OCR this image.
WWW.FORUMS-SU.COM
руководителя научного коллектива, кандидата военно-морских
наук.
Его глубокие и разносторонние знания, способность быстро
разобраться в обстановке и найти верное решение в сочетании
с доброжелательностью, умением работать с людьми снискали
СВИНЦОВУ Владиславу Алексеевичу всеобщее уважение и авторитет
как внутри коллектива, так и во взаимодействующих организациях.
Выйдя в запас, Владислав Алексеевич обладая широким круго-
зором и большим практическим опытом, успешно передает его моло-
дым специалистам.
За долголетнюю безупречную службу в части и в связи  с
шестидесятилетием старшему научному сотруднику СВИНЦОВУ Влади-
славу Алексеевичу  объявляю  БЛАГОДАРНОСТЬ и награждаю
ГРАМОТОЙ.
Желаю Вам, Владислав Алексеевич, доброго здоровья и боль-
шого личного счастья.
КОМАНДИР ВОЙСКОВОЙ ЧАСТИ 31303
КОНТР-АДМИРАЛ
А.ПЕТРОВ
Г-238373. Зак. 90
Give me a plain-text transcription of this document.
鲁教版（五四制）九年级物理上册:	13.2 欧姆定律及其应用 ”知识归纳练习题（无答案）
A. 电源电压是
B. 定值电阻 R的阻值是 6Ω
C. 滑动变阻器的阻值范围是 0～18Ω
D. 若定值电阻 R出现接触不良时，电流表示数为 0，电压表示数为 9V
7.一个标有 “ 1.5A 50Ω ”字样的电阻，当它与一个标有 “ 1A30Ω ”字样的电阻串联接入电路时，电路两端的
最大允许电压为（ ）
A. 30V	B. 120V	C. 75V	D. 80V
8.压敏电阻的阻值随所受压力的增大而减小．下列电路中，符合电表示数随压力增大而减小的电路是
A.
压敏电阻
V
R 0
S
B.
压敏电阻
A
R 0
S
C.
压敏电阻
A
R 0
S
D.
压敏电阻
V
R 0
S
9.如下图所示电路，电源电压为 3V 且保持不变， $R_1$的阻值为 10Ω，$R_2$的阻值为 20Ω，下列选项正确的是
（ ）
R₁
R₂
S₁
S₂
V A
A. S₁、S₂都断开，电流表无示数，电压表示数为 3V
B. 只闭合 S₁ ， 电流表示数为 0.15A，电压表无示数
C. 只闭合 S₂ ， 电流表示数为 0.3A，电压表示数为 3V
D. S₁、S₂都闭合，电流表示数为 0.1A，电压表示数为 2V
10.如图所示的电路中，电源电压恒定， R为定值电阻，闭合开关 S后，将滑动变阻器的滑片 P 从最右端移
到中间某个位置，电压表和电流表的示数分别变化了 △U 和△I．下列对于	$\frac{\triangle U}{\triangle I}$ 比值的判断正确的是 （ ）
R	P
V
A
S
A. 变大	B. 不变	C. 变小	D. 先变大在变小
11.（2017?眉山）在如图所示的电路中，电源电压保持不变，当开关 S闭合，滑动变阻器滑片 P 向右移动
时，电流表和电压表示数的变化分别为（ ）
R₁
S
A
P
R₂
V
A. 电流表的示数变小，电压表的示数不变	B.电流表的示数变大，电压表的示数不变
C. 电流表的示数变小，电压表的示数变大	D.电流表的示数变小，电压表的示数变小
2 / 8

Written task: In the listing, find all lines with the string "this" and copy them.

Full response:
OCR this image.
Give me a plain-text transcription of this document.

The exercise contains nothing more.